═══ DATA EXTRACT ═══
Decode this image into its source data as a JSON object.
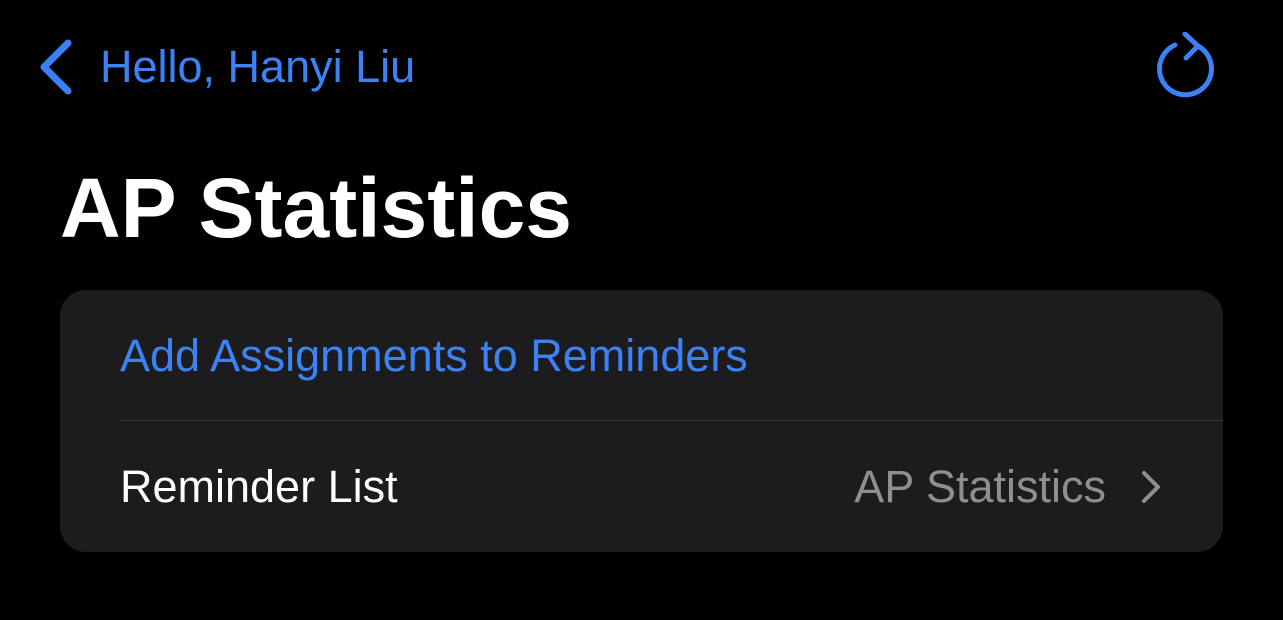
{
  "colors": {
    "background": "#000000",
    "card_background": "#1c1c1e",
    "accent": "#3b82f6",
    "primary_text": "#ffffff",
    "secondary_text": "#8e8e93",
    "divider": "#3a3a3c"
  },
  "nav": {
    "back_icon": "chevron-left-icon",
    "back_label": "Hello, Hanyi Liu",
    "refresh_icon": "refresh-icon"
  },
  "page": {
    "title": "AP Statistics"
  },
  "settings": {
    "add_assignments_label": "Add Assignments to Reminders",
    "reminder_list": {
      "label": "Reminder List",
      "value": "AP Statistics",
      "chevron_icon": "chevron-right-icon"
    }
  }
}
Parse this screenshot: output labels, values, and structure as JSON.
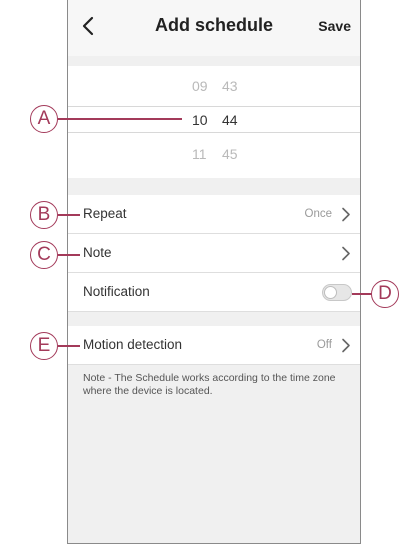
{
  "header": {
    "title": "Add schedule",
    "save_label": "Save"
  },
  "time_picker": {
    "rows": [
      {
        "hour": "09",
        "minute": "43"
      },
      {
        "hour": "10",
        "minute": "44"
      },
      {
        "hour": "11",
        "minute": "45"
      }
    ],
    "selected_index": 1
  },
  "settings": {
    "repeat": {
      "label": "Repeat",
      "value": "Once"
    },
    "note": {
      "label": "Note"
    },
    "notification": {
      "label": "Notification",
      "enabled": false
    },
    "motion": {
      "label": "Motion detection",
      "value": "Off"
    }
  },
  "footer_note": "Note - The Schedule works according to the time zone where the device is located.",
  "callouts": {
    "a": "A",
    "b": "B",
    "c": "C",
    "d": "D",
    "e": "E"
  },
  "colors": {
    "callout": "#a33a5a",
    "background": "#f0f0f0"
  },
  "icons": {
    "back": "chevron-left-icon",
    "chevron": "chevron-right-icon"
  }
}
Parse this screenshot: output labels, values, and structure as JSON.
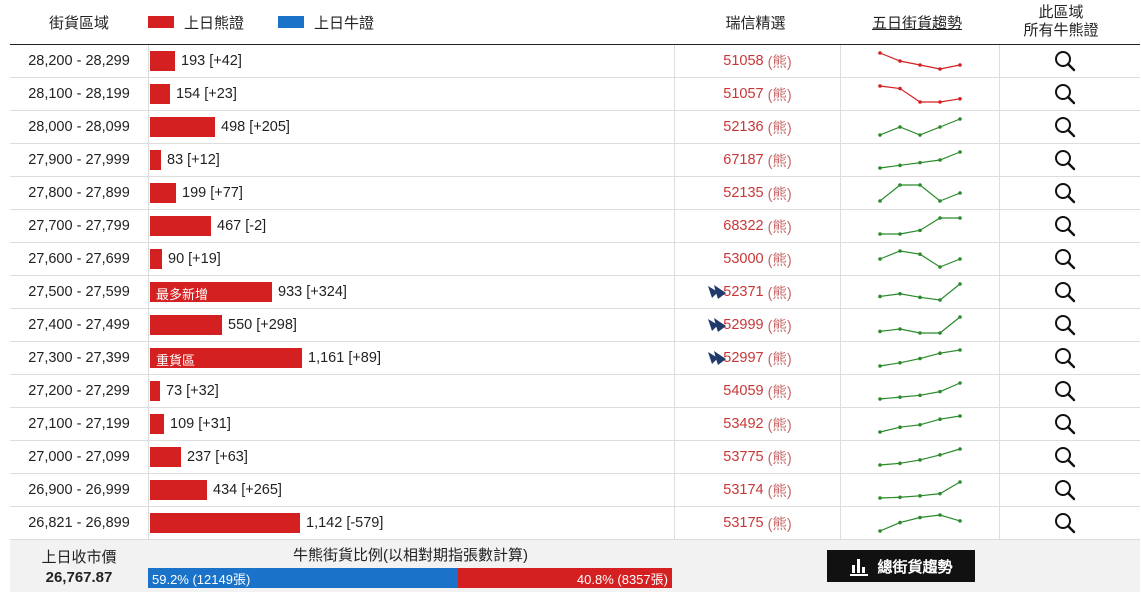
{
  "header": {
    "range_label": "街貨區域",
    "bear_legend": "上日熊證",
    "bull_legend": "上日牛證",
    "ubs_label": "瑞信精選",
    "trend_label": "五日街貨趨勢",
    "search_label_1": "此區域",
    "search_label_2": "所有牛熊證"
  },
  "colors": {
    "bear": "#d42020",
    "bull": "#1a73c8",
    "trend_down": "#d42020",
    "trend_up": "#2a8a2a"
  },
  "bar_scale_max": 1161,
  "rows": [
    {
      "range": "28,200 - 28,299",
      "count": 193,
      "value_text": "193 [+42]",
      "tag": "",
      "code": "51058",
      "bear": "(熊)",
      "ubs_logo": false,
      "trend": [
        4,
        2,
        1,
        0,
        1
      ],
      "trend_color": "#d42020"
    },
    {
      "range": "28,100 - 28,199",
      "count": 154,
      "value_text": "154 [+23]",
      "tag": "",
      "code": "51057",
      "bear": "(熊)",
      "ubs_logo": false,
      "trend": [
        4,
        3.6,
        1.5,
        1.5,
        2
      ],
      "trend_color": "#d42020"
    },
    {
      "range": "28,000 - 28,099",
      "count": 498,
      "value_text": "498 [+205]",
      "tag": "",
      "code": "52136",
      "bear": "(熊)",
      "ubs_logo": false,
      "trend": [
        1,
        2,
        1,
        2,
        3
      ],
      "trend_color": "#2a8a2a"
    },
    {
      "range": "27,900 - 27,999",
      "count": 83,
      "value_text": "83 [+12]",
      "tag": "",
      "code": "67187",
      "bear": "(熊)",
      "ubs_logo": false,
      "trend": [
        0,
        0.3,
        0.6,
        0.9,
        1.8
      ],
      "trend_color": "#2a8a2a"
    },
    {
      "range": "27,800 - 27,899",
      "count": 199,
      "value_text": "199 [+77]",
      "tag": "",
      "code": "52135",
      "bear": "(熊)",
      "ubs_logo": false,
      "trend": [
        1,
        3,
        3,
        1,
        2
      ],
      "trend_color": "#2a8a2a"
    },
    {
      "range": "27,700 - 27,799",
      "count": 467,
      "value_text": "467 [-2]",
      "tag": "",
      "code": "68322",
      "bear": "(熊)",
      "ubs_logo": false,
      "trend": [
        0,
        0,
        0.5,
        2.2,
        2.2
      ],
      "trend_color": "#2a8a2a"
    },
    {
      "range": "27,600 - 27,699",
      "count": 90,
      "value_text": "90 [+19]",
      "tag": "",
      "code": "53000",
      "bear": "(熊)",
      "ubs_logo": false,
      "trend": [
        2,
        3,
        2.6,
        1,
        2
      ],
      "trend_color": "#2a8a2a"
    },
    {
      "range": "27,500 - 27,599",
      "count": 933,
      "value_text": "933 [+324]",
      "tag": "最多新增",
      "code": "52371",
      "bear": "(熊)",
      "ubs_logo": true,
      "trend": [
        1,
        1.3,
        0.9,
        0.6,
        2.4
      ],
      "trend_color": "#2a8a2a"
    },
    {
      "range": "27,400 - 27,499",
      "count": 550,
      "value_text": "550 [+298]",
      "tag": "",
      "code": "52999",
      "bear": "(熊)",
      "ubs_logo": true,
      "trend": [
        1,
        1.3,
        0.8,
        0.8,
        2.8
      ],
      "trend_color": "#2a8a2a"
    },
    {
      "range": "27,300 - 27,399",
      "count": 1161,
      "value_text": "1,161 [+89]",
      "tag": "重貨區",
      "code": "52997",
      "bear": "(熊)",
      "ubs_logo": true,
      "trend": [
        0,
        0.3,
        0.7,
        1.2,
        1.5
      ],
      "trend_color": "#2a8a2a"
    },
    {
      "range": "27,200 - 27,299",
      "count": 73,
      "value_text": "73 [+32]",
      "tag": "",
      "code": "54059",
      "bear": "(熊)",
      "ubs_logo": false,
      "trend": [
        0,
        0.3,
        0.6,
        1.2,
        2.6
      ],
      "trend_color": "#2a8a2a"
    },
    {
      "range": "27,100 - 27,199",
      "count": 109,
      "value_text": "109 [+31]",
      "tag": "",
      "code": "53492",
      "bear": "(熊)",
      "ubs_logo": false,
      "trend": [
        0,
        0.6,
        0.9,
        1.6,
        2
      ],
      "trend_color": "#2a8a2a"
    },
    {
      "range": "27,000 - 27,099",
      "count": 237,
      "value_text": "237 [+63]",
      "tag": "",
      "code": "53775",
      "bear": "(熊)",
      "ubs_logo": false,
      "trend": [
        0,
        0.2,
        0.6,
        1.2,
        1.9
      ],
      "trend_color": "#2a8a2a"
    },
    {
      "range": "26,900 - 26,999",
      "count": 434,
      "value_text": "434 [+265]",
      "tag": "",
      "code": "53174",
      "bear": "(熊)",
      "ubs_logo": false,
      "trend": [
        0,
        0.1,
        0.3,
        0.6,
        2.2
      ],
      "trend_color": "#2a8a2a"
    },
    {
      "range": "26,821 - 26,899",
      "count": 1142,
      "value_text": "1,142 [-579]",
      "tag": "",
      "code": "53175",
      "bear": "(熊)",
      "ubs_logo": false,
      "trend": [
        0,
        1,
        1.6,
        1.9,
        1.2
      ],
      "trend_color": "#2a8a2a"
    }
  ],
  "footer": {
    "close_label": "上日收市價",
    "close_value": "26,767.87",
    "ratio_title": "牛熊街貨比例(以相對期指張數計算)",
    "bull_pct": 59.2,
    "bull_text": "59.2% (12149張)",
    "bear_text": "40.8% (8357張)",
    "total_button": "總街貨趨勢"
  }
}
═══
▸ **WORK TO COMPLETE**
Copy out the lines that hold "Statistics".

▸ **EXERCISE ANSWER**
    "title": "AP Statistics"
      "value": "AP Statistics",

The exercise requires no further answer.